• [WORK TO BE COMPLETED]
Extract all lines containing "Government".

* Start MATERIAL FOR THIS EXERCISE *

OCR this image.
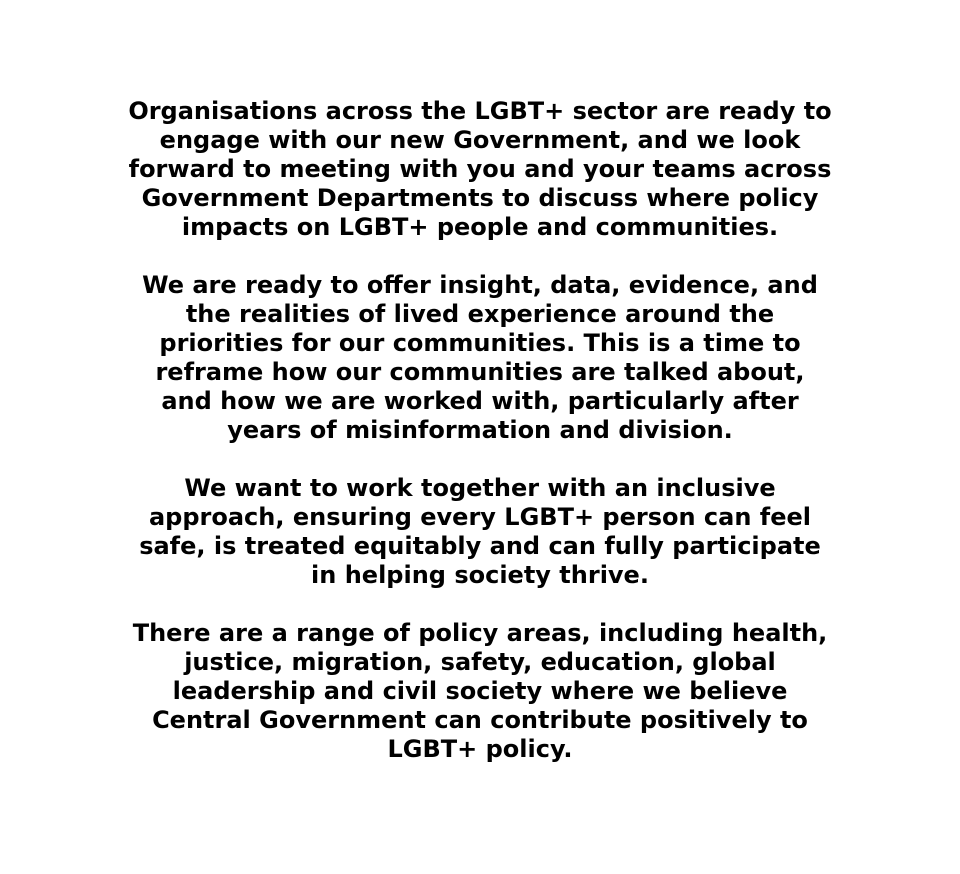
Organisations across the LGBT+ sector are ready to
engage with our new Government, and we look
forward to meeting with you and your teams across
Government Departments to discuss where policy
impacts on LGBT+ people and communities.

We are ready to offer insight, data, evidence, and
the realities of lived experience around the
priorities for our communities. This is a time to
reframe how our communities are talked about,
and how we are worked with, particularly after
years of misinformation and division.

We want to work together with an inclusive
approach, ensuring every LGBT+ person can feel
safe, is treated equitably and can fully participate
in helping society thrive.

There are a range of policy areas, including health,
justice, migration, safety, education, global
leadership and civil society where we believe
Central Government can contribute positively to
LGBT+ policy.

* End MATERIAL FOR THIS EXERCISE *
* Start MATERIAL FOR THIS EXERCISE *

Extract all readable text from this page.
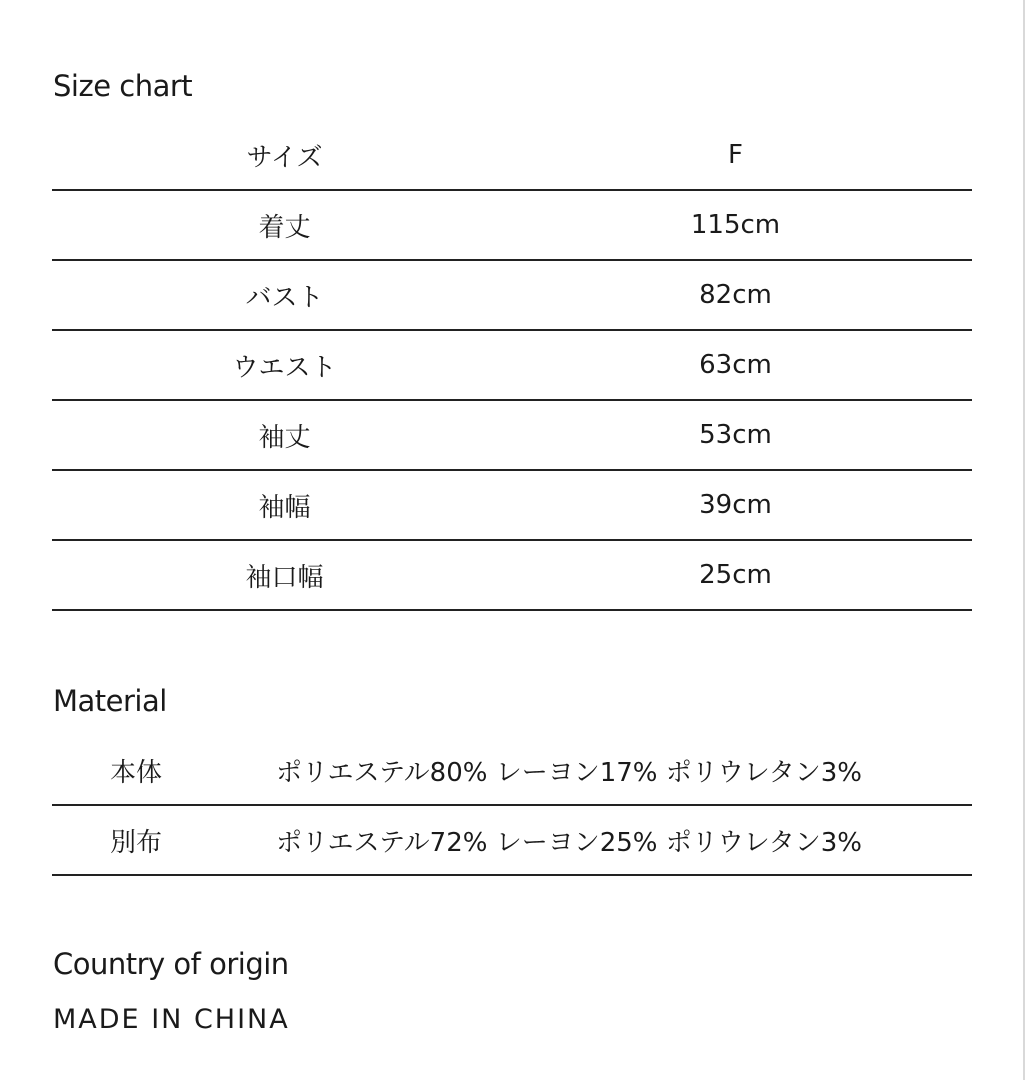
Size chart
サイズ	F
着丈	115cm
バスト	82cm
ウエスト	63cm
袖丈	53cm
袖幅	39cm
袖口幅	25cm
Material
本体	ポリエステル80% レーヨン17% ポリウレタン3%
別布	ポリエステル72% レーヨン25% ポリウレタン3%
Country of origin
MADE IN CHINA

* End MATERIAL FOR THIS EXERCISE *

• [SOLVED EXERCISE]
engage with our new Government, and we look
Government Departments to discuss where policy
Central Government can contribute positively to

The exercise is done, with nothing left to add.